**EXERCISE DESCRIPTION:**
Copy everything in the data below exactly except the pictures.

**RECORDS TO USE:**
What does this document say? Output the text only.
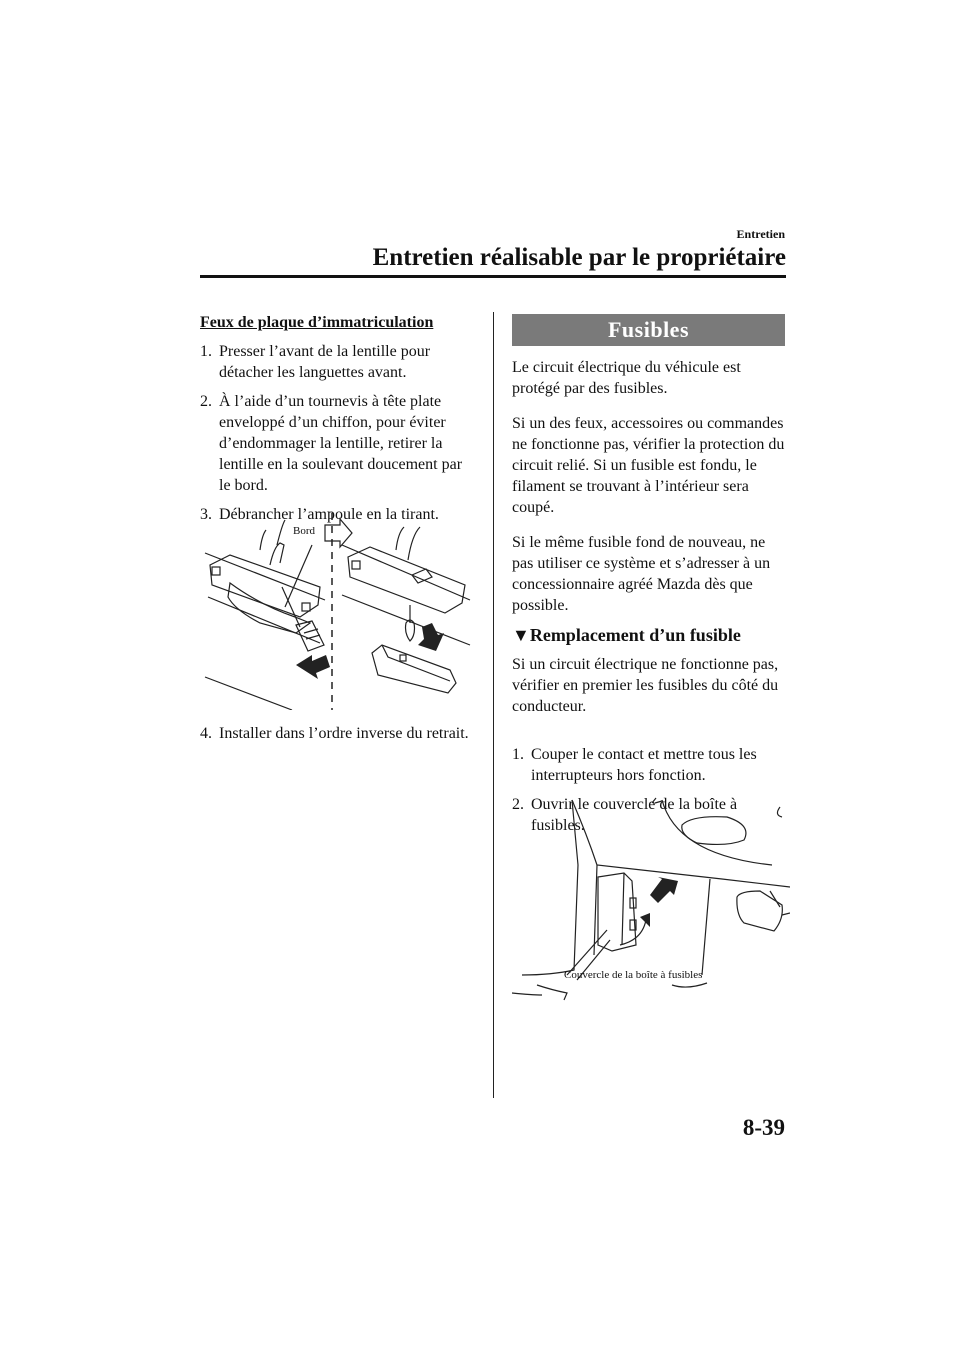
Entretien
Entretien réalisable par le propriétaire

Feux de plaque d’immatriculation

1. Presser l’avant de la lentille pour détacher les languettes avant.
2. À l’aide d’un tournevis à tête plate enveloppé d’un chiffon, pour éviter d’endommager la lentille, retirer la lentille en la soulevant doucement par le bord.
3. Débrancher l’ampoule en la tirant.
Bord
4. Installer dans l’ordre inverse du retrait.
Fusibles

Le circuit électrique du véhicule est protégé par des fusibles.

Si un des feux, accessoires ou commandes ne fonctionne pas, vérifier la protection du circuit relié. Si un fusible est fondu, le filament se trouvant à l’intérieur sera coupé.

Si le même fusible fond de nouveau, ne pas utiliser ce système et s’adresser à un concessionnaire agréé Mazda dès que possible.

▼Remplacement d’un fusible

Si un circuit électrique ne fonctionne pas, vérifier en premier les fusibles du côté du conducteur.

1. Couper le contact et mettre tous les interrupteurs hors fonction.
2. Ouvrir le couvercle de la boîte à fusibles.
Couvercle de la boîte à fusibles
8-39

**SOLVED PROBLEM:**
What does this document say? Output the text only.
Entretien
Entretien réalisable par le propriétaire

Feux de plaque d’immatriculation

1. Presser l’avant de la lentille pour détacher les languettes avant.
2. À l’aide d’un tournevis à tête plate enveloppé d’un chiffon, pour éviter d’endommager la lentille, retirer la lentille en la soulevant doucement par le bord.
3. Débrancher l’ampoule en la tirant.
Bord
4. Installer dans l’ordre inverse du retrait.
Fusibles

Le circuit électrique du véhicule est protégé par des fusibles.

Si un des feux, accessoires ou commandes ne fonctionne pas, vérifier la protection du circuit relié. Si un fusible est fondu, le filament se trouvant à l’intérieur sera coupé.

Si le même fusible fond de nouveau, ne pas utiliser ce système et s’adresser à un concessionnaire agréé Mazda dès que possible.

▼Remplacement d’un fusible

Si un circuit électrique ne fonctionne pas, vérifier en premier les fusibles du côté du conducteur.

1. Couper le contact et mettre tous les interrupteurs hors fonction.
2. Ouvrir le couvercle de la boîte à fusibles.
Couvercle de la boîte à fusibles
8-39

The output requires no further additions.